> _What the task requires_
Gather all lines in the entries that include the word "Mayang".

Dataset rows
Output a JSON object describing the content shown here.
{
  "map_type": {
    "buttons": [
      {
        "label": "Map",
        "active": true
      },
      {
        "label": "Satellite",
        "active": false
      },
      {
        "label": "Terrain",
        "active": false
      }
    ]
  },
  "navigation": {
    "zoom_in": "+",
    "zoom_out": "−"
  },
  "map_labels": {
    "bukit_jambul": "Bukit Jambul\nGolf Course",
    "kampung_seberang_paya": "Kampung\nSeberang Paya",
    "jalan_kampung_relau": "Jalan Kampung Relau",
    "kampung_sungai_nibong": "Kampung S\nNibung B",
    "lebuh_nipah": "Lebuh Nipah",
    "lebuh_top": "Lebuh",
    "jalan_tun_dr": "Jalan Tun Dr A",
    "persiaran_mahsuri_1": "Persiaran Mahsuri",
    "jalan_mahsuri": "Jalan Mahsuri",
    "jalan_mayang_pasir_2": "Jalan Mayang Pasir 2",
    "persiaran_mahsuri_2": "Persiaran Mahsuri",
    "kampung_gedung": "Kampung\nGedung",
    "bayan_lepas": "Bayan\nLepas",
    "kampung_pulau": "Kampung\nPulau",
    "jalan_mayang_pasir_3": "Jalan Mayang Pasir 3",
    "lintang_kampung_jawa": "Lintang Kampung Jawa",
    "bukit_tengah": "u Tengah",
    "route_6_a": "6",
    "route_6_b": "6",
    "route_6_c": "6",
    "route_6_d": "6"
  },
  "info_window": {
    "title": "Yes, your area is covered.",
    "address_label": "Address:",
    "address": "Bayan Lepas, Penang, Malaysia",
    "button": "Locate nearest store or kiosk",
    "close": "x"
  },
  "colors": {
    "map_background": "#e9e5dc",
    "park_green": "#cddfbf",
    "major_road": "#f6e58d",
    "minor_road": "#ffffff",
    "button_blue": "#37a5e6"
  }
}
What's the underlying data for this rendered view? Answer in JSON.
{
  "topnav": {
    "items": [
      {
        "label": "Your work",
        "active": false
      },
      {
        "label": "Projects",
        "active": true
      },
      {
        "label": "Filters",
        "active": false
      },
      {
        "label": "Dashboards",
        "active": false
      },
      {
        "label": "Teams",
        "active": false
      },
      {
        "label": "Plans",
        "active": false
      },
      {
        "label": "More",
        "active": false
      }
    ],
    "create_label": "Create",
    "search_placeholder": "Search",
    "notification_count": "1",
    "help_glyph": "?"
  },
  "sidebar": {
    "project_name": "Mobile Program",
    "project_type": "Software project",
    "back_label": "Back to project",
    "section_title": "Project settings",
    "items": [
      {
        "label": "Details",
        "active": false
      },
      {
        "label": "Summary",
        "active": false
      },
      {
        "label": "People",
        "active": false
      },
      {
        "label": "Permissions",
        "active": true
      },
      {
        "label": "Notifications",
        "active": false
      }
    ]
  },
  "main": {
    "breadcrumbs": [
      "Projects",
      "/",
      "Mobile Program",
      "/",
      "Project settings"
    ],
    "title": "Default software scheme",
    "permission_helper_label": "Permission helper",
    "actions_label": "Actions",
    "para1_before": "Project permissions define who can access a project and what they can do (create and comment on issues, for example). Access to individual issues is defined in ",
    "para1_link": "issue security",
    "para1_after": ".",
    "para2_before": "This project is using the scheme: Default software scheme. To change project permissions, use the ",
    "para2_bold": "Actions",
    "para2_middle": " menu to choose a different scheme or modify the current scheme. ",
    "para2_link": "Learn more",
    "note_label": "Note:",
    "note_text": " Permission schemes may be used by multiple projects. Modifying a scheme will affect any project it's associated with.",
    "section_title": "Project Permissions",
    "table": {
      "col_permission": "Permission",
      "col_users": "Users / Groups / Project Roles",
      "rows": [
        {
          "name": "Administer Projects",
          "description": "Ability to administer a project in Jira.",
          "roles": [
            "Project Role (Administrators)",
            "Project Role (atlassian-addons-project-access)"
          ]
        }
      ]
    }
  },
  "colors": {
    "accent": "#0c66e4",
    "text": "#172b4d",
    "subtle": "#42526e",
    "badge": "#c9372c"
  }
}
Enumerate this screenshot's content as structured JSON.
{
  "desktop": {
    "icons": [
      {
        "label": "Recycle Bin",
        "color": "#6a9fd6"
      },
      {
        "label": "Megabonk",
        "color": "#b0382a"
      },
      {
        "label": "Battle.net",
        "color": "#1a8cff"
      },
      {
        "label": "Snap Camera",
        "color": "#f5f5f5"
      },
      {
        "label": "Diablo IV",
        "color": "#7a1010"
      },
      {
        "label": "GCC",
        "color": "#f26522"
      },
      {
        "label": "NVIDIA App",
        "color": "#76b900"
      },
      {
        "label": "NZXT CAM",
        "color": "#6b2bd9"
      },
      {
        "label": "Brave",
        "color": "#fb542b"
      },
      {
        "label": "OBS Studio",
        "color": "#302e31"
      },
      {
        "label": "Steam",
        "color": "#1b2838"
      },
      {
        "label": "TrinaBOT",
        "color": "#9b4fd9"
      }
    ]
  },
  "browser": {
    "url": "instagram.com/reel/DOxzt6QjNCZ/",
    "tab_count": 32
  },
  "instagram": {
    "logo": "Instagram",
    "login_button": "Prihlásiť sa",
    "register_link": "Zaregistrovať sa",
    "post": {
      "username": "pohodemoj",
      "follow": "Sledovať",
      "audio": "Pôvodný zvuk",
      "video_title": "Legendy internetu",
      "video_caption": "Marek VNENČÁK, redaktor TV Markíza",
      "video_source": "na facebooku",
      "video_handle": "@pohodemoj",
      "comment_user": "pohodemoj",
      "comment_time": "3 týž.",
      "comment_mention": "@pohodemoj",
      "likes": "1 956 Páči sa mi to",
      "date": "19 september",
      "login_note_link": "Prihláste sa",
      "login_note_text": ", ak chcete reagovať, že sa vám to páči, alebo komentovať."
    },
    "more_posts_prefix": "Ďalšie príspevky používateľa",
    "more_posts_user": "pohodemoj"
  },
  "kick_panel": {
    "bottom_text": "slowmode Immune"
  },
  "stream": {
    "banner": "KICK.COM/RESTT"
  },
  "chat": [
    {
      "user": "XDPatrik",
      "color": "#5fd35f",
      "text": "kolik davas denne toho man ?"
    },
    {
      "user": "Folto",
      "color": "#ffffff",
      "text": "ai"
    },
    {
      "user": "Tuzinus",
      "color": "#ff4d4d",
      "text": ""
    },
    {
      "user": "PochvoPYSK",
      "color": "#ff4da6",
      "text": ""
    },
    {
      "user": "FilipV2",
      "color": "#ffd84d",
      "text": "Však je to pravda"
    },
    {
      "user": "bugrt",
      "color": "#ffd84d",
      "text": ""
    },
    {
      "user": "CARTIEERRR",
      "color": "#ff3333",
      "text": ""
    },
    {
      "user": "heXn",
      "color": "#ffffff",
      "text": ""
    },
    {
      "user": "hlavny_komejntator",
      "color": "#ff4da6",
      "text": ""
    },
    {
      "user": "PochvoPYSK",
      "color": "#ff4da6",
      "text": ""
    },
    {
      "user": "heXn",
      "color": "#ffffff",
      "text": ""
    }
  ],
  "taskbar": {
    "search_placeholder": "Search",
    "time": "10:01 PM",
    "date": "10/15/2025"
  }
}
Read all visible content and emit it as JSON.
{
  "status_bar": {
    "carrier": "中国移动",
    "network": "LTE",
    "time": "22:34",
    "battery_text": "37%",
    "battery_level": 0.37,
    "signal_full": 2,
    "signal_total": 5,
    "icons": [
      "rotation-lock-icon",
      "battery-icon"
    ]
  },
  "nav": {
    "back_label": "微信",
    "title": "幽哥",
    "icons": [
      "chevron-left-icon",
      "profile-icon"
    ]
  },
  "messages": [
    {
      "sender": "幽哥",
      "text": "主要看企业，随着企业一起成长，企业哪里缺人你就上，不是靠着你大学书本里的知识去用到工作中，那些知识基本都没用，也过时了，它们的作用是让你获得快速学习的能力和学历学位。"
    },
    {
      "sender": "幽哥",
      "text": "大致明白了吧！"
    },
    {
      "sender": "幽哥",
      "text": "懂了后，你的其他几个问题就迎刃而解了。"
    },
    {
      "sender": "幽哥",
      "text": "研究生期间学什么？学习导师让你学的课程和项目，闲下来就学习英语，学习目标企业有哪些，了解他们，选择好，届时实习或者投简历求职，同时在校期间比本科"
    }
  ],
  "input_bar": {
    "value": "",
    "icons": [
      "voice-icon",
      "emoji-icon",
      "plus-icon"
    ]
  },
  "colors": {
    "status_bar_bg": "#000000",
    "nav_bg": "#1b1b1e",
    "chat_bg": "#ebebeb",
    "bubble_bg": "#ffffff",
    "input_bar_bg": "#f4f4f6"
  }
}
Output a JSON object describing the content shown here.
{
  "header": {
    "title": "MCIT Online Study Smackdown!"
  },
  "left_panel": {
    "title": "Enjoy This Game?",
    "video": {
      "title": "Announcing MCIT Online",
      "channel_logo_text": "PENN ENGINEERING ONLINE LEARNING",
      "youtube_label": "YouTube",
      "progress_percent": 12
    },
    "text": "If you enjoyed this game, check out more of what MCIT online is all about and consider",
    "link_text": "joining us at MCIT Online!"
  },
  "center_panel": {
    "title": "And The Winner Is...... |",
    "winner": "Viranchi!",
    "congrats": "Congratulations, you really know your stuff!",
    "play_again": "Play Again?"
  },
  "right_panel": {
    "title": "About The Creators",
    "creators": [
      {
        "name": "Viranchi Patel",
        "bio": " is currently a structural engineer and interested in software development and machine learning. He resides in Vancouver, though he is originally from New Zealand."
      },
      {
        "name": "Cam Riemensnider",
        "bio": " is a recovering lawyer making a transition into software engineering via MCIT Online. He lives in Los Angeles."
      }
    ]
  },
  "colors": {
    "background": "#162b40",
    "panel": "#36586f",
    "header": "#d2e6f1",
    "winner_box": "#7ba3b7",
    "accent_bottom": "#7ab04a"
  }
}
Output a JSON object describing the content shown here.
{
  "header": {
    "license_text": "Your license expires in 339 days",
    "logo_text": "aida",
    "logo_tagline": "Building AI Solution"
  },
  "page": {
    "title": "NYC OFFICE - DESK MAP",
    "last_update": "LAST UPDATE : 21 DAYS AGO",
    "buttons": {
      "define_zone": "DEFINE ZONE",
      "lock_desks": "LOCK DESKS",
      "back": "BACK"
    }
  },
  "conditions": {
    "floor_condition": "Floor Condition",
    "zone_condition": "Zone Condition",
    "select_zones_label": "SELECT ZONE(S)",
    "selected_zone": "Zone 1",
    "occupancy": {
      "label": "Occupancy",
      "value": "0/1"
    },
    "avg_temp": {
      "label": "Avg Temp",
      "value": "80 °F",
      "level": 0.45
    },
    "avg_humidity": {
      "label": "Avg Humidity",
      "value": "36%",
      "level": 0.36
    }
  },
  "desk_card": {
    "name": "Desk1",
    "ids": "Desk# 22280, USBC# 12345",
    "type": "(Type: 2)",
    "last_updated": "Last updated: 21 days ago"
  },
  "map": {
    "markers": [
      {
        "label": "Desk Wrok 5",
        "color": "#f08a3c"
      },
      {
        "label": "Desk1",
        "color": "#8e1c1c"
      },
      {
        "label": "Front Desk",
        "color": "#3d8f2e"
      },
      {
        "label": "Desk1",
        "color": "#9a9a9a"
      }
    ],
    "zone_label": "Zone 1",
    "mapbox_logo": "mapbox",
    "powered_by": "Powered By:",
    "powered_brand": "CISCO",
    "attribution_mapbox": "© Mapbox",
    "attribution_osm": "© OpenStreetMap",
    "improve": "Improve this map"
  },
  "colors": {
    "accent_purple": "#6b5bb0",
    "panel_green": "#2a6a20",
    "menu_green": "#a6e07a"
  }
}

> _Exercise response_
    "jalan_mayang_pasir_2": "Jalan Mayang Pasir 2",
    "jalan_mayang_pasir_3": "Jalan Mayang Pasir 3",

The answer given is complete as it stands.